» **Problem to solve**
State the number of lines in the material below that have "JSON" in them, without any other text.

:::

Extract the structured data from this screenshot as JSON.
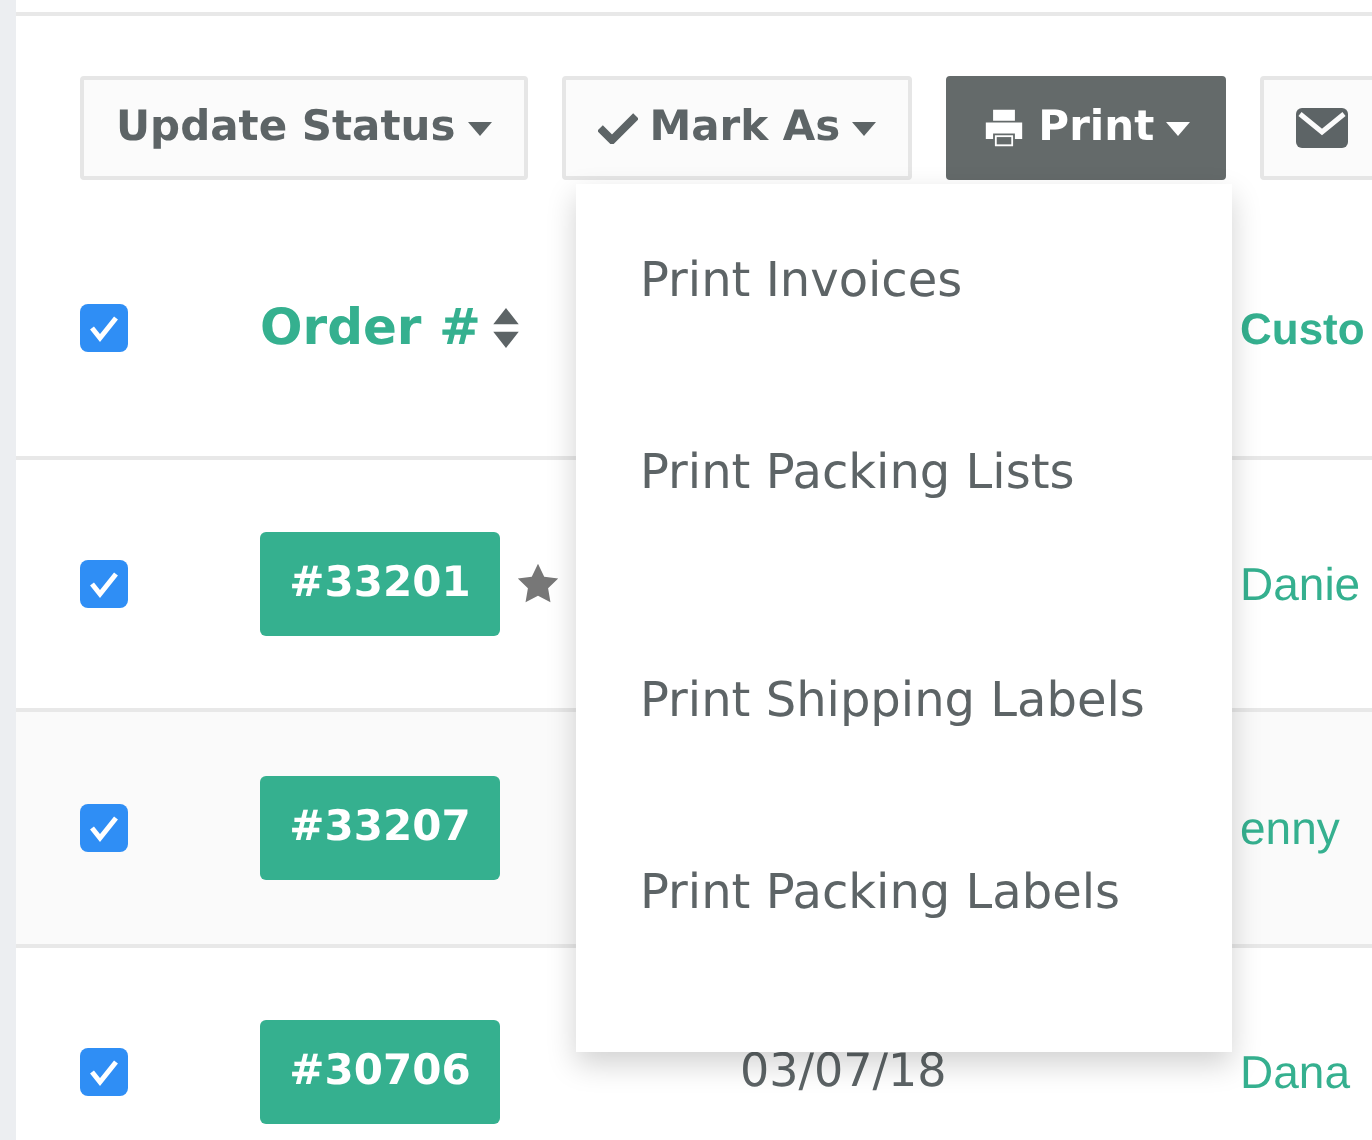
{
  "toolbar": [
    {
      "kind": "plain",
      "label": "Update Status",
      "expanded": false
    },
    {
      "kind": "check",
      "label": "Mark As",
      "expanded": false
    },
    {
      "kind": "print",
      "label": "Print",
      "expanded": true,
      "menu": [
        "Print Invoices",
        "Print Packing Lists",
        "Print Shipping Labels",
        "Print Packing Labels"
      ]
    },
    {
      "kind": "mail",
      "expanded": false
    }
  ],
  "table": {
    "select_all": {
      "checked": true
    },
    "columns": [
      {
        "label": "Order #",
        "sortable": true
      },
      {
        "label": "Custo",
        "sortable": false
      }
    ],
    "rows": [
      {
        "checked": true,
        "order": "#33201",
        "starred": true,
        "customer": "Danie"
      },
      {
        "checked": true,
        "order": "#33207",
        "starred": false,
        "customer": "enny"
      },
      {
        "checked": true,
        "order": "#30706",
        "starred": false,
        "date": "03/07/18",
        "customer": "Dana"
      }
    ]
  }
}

:::

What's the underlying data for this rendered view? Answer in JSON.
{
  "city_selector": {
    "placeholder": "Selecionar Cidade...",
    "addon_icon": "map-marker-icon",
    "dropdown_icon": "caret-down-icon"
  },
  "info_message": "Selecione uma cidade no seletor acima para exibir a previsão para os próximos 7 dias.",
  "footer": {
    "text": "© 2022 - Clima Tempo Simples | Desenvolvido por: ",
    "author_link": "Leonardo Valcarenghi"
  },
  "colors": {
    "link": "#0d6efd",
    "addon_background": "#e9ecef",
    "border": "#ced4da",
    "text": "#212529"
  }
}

:::

» **Solution**
2